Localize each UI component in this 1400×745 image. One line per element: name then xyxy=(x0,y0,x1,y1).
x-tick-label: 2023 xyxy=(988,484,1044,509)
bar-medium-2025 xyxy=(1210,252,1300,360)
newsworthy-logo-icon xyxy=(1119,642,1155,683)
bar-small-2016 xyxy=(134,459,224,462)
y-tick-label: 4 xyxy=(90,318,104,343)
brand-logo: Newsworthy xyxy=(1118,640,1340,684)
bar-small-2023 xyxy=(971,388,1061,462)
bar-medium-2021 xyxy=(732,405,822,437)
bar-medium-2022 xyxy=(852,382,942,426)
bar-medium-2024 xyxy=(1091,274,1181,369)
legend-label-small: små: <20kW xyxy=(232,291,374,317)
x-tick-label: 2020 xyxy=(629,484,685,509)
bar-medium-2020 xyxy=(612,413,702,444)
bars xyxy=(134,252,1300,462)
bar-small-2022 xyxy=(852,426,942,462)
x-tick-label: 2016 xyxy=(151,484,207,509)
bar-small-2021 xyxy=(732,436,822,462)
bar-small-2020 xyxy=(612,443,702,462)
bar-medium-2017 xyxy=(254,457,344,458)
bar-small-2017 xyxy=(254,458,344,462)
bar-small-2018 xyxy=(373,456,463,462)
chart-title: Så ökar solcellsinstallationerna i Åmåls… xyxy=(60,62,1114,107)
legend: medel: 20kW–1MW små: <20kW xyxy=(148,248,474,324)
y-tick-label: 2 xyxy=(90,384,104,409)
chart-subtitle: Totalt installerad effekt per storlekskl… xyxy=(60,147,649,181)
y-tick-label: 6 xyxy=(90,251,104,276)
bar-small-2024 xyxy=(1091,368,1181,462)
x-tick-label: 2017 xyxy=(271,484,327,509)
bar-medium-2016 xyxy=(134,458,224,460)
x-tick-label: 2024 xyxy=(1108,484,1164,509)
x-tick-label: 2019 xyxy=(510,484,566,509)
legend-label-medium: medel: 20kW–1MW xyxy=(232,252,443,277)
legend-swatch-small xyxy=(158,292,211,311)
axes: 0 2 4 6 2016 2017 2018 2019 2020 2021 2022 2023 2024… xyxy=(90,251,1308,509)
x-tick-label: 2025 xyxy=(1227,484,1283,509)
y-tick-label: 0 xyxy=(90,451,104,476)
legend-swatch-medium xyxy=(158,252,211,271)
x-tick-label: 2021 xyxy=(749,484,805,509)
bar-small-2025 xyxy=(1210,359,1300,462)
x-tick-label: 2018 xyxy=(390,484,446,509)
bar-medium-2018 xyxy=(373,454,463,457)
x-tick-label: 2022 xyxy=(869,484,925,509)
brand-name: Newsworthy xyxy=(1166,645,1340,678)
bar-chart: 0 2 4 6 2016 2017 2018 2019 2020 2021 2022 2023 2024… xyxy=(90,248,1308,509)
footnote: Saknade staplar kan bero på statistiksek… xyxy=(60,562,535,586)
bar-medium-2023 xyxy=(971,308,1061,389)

• _What to produce_
Update the material from its first line through the line that contains "x-tick-label: 2025 xyxy=(1227,484,1283,509)", inclusive, changing "x-tick-label" to "x-axis-label" and leaving everything else unchanged.

• _Answer to this exercise_
Localize each UI component in this 1400×745 image. One line per element: name then xyxy=(x0,y0,x1,y1).
x-axis-label: 2023 xyxy=(988,484,1044,509)
bar-medium-2025 xyxy=(1210,252,1300,360)
newsworthy-logo-icon xyxy=(1119,642,1155,683)
bar-small-2016 xyxy=(134,459,224,462)
y-tick-label: 4 xyxy=(90,318,104,343)
brand-logo: Newsworthy xyxy=(1118,640,1340,684)
bar-small-2023 xyxy=(971,388,1061,462)
bar-medium-2021 xyxy=(732,405,822,437)
bar-medium-2022 xyxy=(852,382,942,426)
bar-medium-2024 xyxy=(1091,274,1181,369)
legend-label-small: små: <20kW xyxy=(232,291,374,317)
x-axis-label: 2020 xyxy=(629,484,685,509)
bar-medium-2020 xyxy=(612,413,702,444)
bars xyxy=(134,252,1300,462)
bar-small-2022 xyxy=(852,426,942,462)
x-axis-label: 2016 xyxy=(151,484,207,509)
bar-small-2021 xyxy=(732,436,822,462)
bar-small-2020 xyxy=(612,443,702,462)
bar-medium-2017 xyxy=(254,457,344,458)
bar-small-2017 xyxy=(254,458,344,462)
bar-small-2018 xyxy=(373,456,463,462)
chart-title: Så ökar solcellsinstallationerna i Åmåls… xyxy=(60,62,1114,107)
legend: medel: 20kW–1MW små: <20kW xyxy=(148,248,474,324)
y-tick-label: 2 xyxy=(90,384,104,409)
chart-subtitle: Totalt installerad effekt per storlekskl… xyxy=(60,147,649,181)
y-tick-label: 6 xyxy=(90,251,104,276)
bar-small-2024 xyxy=(1091,368,1181,462)
x-axis-label: 2017 xyxy=(271,484,327,509)
bar-medium-2016 xyxy=(134,458,224,460)
x-axis-label: 2024 xyxy=(1108,484,1164,509)
x-axis-label: 2019 xyxy=(510,484,566,509)
legend-label-medium: medel: 20kW–1MW xyxy=(232,252,443,277)
legend-swatch-small xyxy=(158,292,211,311)
axes: 0 2 4 6 2016 2017 2018 2019 2020 2021 2022 2023 2024… xyxy=(90,251,1308,509)
x-axis-label: 2025 xyxy=(1227,484,1283,509)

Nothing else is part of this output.